#### PROVIDED MATERIAL:
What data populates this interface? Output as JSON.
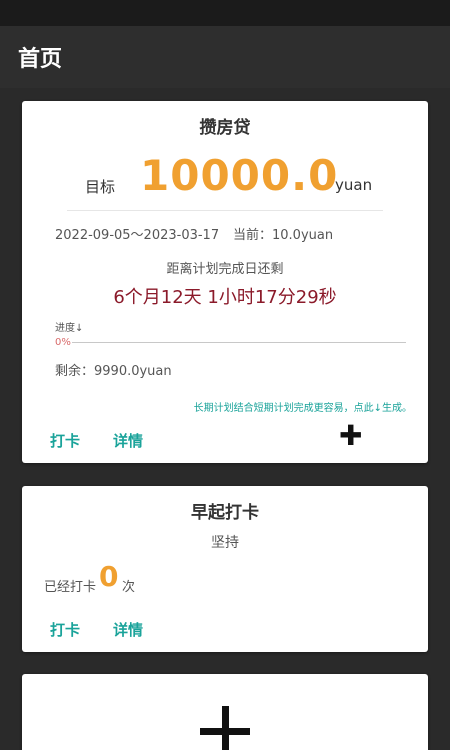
{
  "app": {
    "title": "首页"
  },
  "plan_card": {
    "title": "攒房贷",
    "target_label": "目标",
    "target_amount": "10000.0",
    "target_unit": "yuan",
    "date_range": "2022-09-05～2023-03-17",
    "current": "当前：10.0yuan",
    "remain_label": "距离计划完成日还剩",
    "countdown": "6个月12天 1小时17分29秒",
    "progress_label": "进度↓",
    "progress_percent_text": "0%",
    "progress_value": 0,
    "balance": "剩余：9990.0yuan",
    "hint": "长期计划结合短期计划完成更容易，点此↓生成。",
    "checkin_label": "打卡",
    "details_label": "详情",
    "add_icon": "plus-icon"
  },
  "habit_card": {
    "title": "早起打卡",
    "persist_label": "坚持",
    "count_prefix": "已经打卡",
    "count": "0",
    "count_suffix": "次",
    "checkin_label": "打卡",
    "details_label": "详情"
  },
  "add_card": {
    "icon": "plus-icon"
  },
  "colors": {
    "accent": "#1aa39a",
    "amount": "#f0a030",
    "countdown": "#8b1a2a",
    "progress": "#d86a6a"
  }
}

#### WHAT IS REQUIRED:
Gather up every line from the listing above in which the word "countdown" occurs.

#### EXERCISE ANSWER:
    "countdown": "6个月12天 1小时17分29秒",
    "countdown": "#8b1a2a",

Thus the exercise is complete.